• _EXERCISE DESCRIPTION_: Scan the material below for the string "location", and copy every line where it shows up.

• _RECORDS FOR THE TASK_:
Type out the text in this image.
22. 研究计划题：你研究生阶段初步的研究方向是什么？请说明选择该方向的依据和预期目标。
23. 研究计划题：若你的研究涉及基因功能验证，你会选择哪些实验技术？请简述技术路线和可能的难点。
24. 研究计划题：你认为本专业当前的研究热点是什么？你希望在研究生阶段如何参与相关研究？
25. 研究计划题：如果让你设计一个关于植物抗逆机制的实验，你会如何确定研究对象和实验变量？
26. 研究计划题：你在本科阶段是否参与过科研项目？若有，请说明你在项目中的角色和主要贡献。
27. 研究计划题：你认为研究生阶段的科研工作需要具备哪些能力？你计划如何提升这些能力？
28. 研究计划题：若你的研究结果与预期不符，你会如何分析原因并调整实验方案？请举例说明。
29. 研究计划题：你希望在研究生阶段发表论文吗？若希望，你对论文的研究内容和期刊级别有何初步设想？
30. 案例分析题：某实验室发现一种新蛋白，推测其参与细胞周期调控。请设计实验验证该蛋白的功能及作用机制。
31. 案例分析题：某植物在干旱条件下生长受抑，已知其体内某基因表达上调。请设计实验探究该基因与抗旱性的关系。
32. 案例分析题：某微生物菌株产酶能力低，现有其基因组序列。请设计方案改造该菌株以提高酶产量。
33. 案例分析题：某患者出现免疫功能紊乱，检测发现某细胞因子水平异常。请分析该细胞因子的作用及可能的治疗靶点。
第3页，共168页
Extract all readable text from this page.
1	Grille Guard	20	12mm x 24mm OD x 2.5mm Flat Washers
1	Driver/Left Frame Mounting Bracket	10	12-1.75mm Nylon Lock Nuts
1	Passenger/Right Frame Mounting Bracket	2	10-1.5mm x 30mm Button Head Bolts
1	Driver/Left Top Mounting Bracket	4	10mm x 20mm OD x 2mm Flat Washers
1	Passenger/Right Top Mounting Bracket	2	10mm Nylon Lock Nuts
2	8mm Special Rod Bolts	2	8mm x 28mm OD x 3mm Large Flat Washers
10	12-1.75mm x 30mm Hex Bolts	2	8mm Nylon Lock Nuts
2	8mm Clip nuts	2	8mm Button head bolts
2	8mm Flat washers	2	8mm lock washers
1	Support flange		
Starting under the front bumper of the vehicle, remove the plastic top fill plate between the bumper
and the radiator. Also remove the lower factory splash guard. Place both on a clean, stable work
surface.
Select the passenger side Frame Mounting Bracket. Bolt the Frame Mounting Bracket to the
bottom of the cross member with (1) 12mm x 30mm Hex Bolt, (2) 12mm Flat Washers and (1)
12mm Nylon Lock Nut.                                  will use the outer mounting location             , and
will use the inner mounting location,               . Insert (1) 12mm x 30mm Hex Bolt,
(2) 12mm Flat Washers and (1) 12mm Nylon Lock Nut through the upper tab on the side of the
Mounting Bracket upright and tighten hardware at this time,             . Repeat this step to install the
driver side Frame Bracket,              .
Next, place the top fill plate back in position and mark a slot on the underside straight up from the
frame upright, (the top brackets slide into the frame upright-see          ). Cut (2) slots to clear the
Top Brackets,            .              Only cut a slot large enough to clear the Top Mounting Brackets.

• _FULL SOLUTION_:
12mm Nylon Lock Nut.                                  will use the outer mounting location             , and
will use the inner mounting location,               . Insert (1) 12mm x 30mm Hex Bolt,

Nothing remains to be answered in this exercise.